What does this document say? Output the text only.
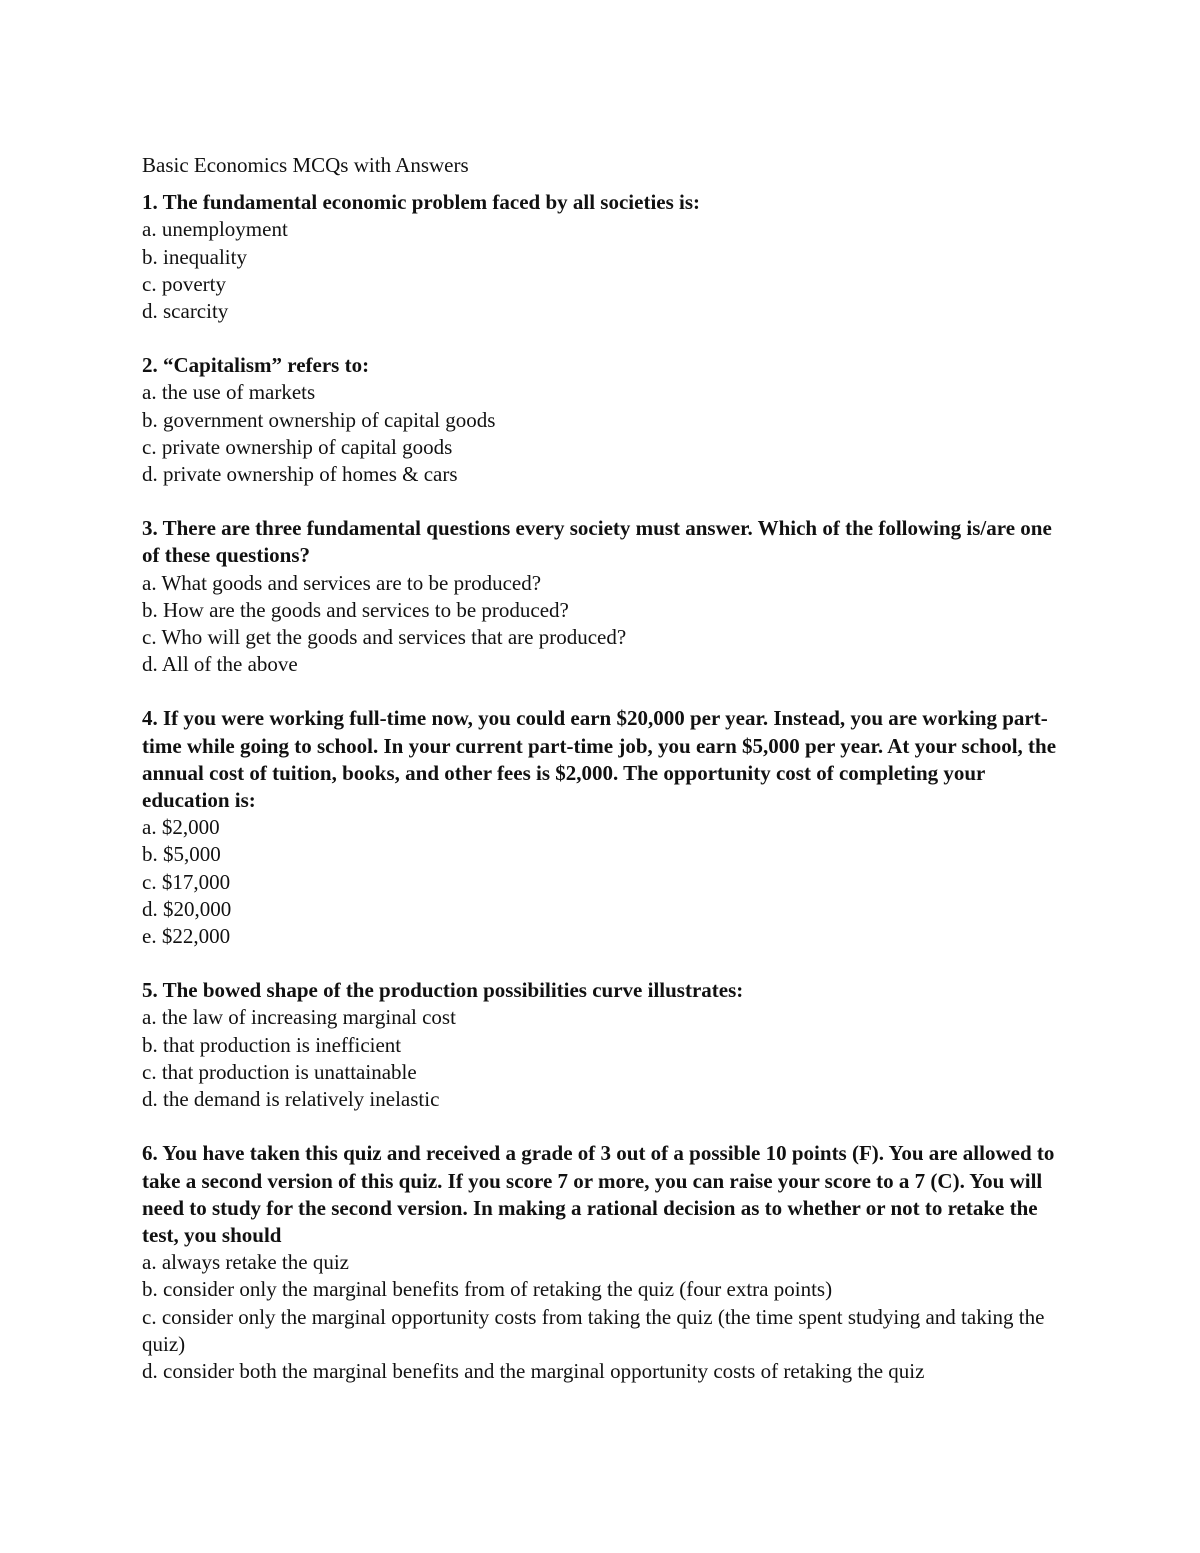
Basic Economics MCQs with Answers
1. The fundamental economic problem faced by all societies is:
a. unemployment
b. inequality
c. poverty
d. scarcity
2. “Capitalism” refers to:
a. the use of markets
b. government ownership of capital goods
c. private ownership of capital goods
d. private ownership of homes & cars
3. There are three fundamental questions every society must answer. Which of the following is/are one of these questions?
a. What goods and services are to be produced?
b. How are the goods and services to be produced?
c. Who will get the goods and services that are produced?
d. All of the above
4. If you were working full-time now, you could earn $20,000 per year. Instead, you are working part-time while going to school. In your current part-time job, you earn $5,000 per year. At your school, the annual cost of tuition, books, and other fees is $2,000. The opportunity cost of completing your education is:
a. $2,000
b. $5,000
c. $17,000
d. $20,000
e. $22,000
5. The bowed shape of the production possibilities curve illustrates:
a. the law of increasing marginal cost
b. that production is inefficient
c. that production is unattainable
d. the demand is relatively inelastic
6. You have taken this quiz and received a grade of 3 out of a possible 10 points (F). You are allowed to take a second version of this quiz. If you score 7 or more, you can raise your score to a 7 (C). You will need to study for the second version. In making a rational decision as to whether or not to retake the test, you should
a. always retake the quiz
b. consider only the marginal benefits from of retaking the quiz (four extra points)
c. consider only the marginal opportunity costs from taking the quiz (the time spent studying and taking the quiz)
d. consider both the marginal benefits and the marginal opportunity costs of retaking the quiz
*****
From the listing above, copy all lines holding the word "ownership".

b. government ownership of capital goods
c. private ownership of capital goods
d. private ownership of homes & cars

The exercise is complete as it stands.